• _Challenge_
In how many lines does the string "First" appear? Answer with the number only.

===== Data to process =====

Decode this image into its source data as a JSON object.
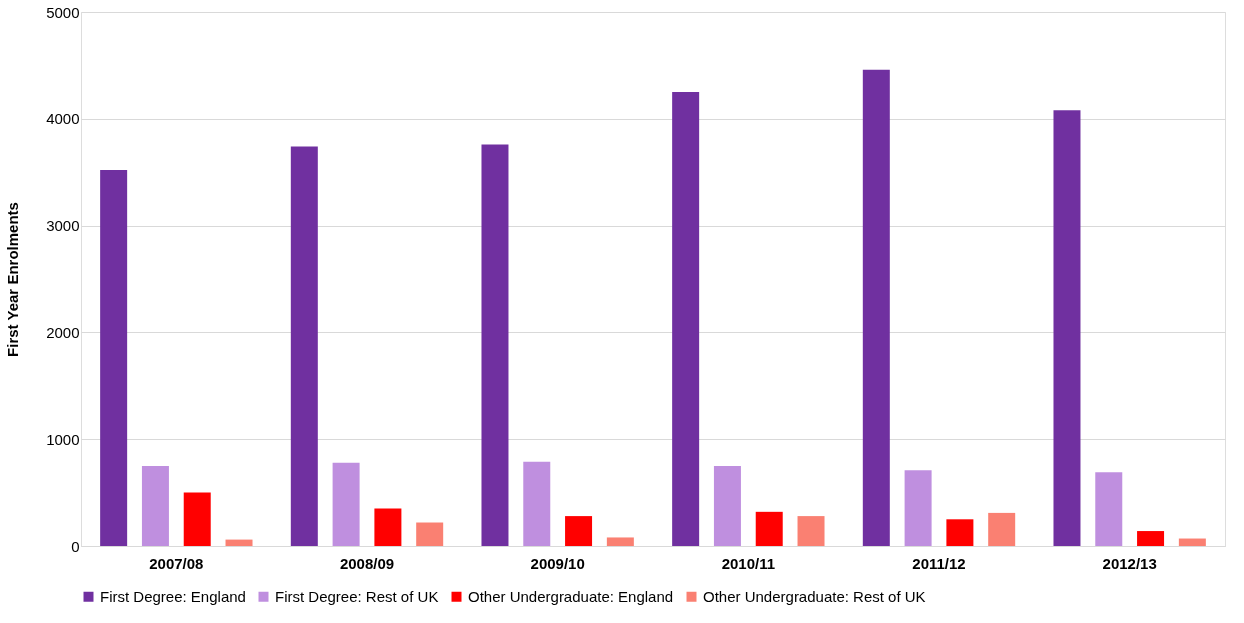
{
  "chart_data": {
    "type": "bar",
    "ylabel": "First Year Enrolments",
    "categories": [
      "2007/08",
      "2008/09",
      "2009/10",
      "2010/11",
      "2011/12",
      "2012/13"
    ],
    "series": [
      {
        "name": "First Degree: England",
        "color": "#7030a0",
        "values": [
          3520,
          3740,
          3760,
          4250,
          4460,
          4080
        ]
      },
      {
        "name": "First Degree: Rest of UK",
        "color": "#bf8fdf",
        "values": [
          750,
          780,
          790,
          750,
          710,
          690
        ]
      },
      {
        "name": "Other Undergraduate: England",
        "color": "#ff0000",
        "values": [
          500,
          350,
          280,
          320,
          250,
          140
        ]
      },
      {
        "name": "Other Undergraduate: Rest of UK",
        "color": "#fa8072",
        "values": [
          60,
          220,
          80,
          280,
          310,
          70
        ]
      }
    ],
    "ylim": [
      0,
      5000
    ],
    "yticks": [
      0,
      1000,
      2000,
      3000,
      4000,
      5000
    ],
    "grid": "y",
    "legend": "bottom"
  }
}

=====

• _Exercise solution_
3